• What you are asked to do:
Write out the records beneath this line exactly as they appear, minus any images.

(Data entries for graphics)

## BEGIN

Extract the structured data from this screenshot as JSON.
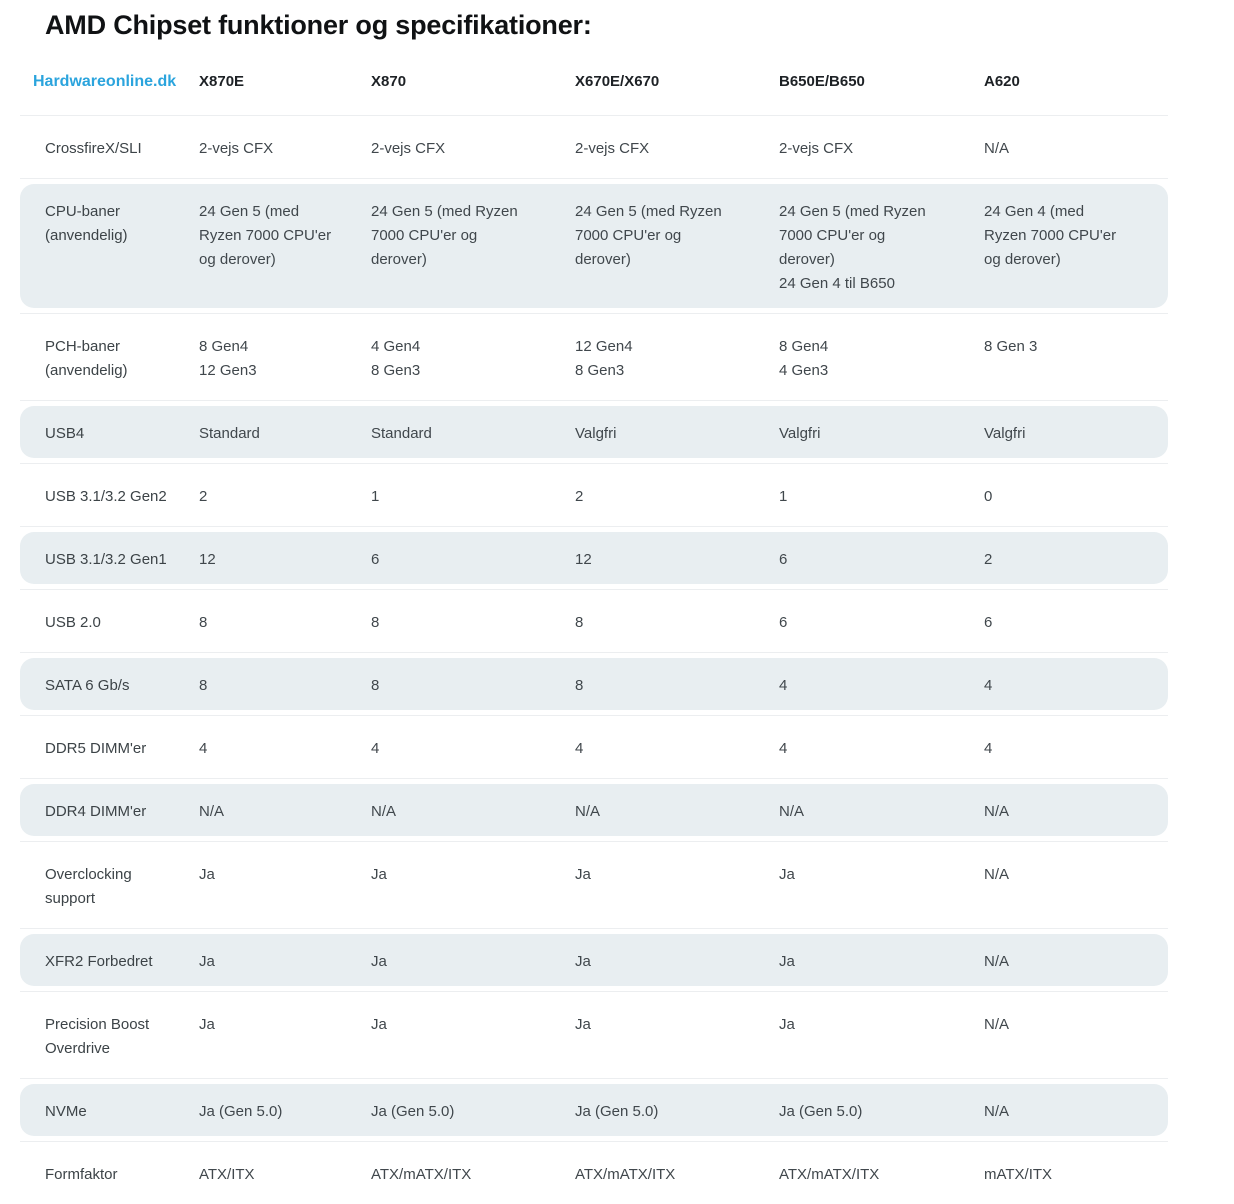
{
  "title": "AMD Chipset funktioner og specifikationer:",
  "header": {
    "brand": "Hardwareonline.dk",
    "columns": [
      "X870E",
      "X870",
      "X670E/X670",
      "B650E/B650",
      "A620"
    ]
  },
  "rows": [
    {
      "label": "CrossfireX/SLI",
      "shaded": false,
      "values": [
        "2-vejs CFX",
        "2-vejs CFX",
        "2-vejs CFX",
        "2-vejs CFX",
        "N/A"
      ]
    },
    {
      "label": "CPU-baner\n(anvendelig)",
      "shaded": true,
      "values": [
        "24 Gen 5 (med\nRyzen 7000 CPU'er\nog derover)",
        "24 Gen 5 (med Ryzen\n7000 CPU'er og\nderover)",
        "24 Gen 5 (med Ryzen\n7000 CPU'er og\nderover)",
        "24 Gen 5 (med Ryzen\n7000 CPU'er og\nderover)\n24 Gen 4 til B650",
        "24 Gen 4 (med\nRyzen 7000 CPU'er\nog derover)"
      ]
    },
    {
      "label": "PCH-baner\n(anvendelig)",
      "shaded": false,
      "values": [
        "8 Gen4\n12 Gen3",
        "4 Gen4\n8 Gen3",
        "12 Gen4\n8 Gen3",
        "8 Gen4\n4 Gen3",
        "8 Gen 3"
      ]
    },
    {
      "label": "USB4",
      "shaded": true,
      "values": [
        "Standard",
        "Standard",
        "Valgfri",
        "Valgfri",
        "Valgfri"
      ]
    },
    {
      "label": "USB 3.1/3.2 Gen2",
      "shaded": false,
      "values": [
        "2",
        "1",
        "2",
        "1",
        "0"
      ]
    },
    {
      "label": "USB 3.1/3.2 Gen1",
      "shaded": true,
      "values": [
        "12",
        "6",
        "12",
        "6",
        "2"
      ]
    },
    {
      "label": "USB 2.0",
      "shaded": false,
      "values": [
        "8",
        "8",
        "8",
        "6",
        "6"
      ]
    },
    {
      "label": "SATA 6 Gb/s",
      "shaded": true,
      "values": [
        "8",
        "8",
        "8",
        "4",
        "4"
      ]
    },
    {
      "label": "DDR5 DIMM'er",
      "shaded": false,
      "values": [
        "4",
        "4",
        "4",
        "4",
        "4"
      ]
    },
    {
      "label": "DDR4 DIMM'er",
      "shaded": true,
      "values": [
        "N/A",
        "N/A",
        "N/A",
        "N/A",
        "N/A"
      ]
    },
    {
      "label": "Overclocking\nsupport",
      "shaded": false,
      "values": [
        "Ja",
        "Ja",
        "Ja",
        "Ja",
        "N/A"
      ]
    },
    {
      "label": "XFR2 Forbedret",
      "shaded": true,
      "values": [
        "Ja",
        "Ja",
        "Ja",
        "Ja",
        "N/A"
      ]
    },
    {
      "label": "Precision Boost\nOverdrive",
      "shaded": false,
      "values": [
        "Ja",
        "Ja",
        "Ja",
        "Ja",
        "N/A"
      ]
    },
    {
      "label": "NVMe",
      "shaded": true,
      "values": [
        "Ja (Gen 5.0)",
        "Ja (Gen 5.0)",
        "Ja (Gen 5.0)",
        "Ja (Gen 5.0)",
        "N/A"
      ]
    },
    {
      "label": "Formfaktor",
      "shaded": false,
      "values": [
        "ATX/ITX",
        "ATX/mATX/ITX",
        "ATX/mATX/ITX",
        "ATX/mATX/ITX",
        "mATX/ITX"
      ]
    }
  ],
  "colors": {
    "brand_link": "#2ba4dd",
    "row_shade": "#e8eef1",
    "separator": "#eceef0",
    "heading_text": "#1d2125",
    "body_text": "#40474c"
  }
}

## END

• Task output:
Extract the structured data from this screenshot as JSON.
{
  "title": "AMD Chipset funktioner og specifikationer:",
  "header": {
    "brand": "Hardwareonline.dk",
    "columns": [
      "X870E",
      "X870",
      "X670E/X670",
      "B650E/B650",
      "A620"
    ]
  },
  "rows": [
    {
      "label": "CrossfireX/SLI",
      "shaded": false,
      "values": [
        "2-vejs CFX",
        "2-vejs CFX",
        "2-vejs CFX",
        "2-vejs CFX",
        "N/A"
      ]
    },
    {
      "label": "CPU-baner\n(anvendelig)",
      "shaded": true,
      "values": [
        "24 Gen 5 (med\nRyzen 7000 CPU'er\nog derover)",
        "24 Gen 5 (med Ryzen\n7000 CPU'er og\nderover)",
        "24 Gen 5 (med Ryzen\n7000 CPU'er og\nderover)",
        "24 Gen 5 (med Ryzen\n7000 CPU'er og\nderover)\n24 Gen 4 til B650",
        "24 Gen 4 (med\nRyzen 7000 CPU'er\nog derover)"
      ]
    },
    {
      "label": "PCH-baner\n(anvendelig)",
      "shaded": false,
      "values": [
        "8 Gen4\n12 Gen3",
        "4 Gen4\n8 Gen3",
        "12 Gen4\n8 Gen3",
        "8 Gen4\n4 Gen3",
        "8 Gen 3"
      ]
    },
    {
      "label": "USB4",
      "shaded": true,
      "values": [
        "Standard",
        "Standard",
        "Valgfri",
        "Valgfri",
        "Valgfri"
      ]
    },
    {
      "label": "USB 3.1/3.2 Gen2",
      "shaded": false,
      "values": [
        "2",
        "1",
        "2",
        "1",
        "0"
      ]
    },
    {
      "label": "USB 3.1/3.2 Gen1",
      "shaded": true,
      "values": [
        "12",
        "6",
        "12",
        "6",
        "2"
      ]
    },
    {
      "label": "USB 2.0",
      "shaded": false,
      "values": [
        "8",
        "8",
        "8",
        "6",
        "6"
      ]
    },
    {
      "label": "SATA 6 Gb/s",
      "shaded": true,
      "values": [
        "8",
        "8",
        "8",
        "4",
        "4"
      ]
    },
    {
      "label": "DDR5 DIMM'er",
      "shaded": false,
      "values": [
        "4",
        "4",
        "4",
        "4",
        "4"
      ]
    },
    {
      "label": "DDR4 DIMM'er",
      "shaded": true,
      "values": [
        "N/A",
        "N/A",
        "N/A",
        "N/A",
        "N/A"
      ]
    },
    {
      "label": "Overclocking\nsupport",
      "shaded": false,
      "values": [
        "Ja",
        "Ja",
        "Ja",
        "Ja",
        "N/A"
      ]
    },
    {
      "label": "XFR2 Forbedret",
      "shaded": true,
      "values": [
        "Ja",
        "Ja",
        "Ja",
        "Ja",
        "N/A"
      ]
    },
    {
      "label": "Precision Boost\nOverdrive",
      "shaded": false,
      "values": [
        "Ja",
        "Ja",
        "Ja",
        "Ja",
        "N/A"
      ]
    },
    {
      "label": "NVMe",
      "shaded": true,
      "values": [
        "Ja (Gen 5.0)",
        "Ja (Gen 5.0)",
        "Ja (Gen 5.0)",
        "Ja (Gen 5.0)",
        "N/A"
      ]
    },
    {
      "label": "Formfaktor",
      "shaded": false,
      "values": [
        "ATX/ITX",
        "ATX/mATX/ITX",
        "ATX/mATX/ITX",
        "ATX/mATX/ITX",
        "mATX/ITX"
      ]
    }
  ],
  "colors": {
    "brand_link": "#2ba4dd",
    "row_shade": "#e8eef1",
    "separator": "#eceef0",
    "heading_text": "#1d2125",
    "body_text": "#40474c"
  }
}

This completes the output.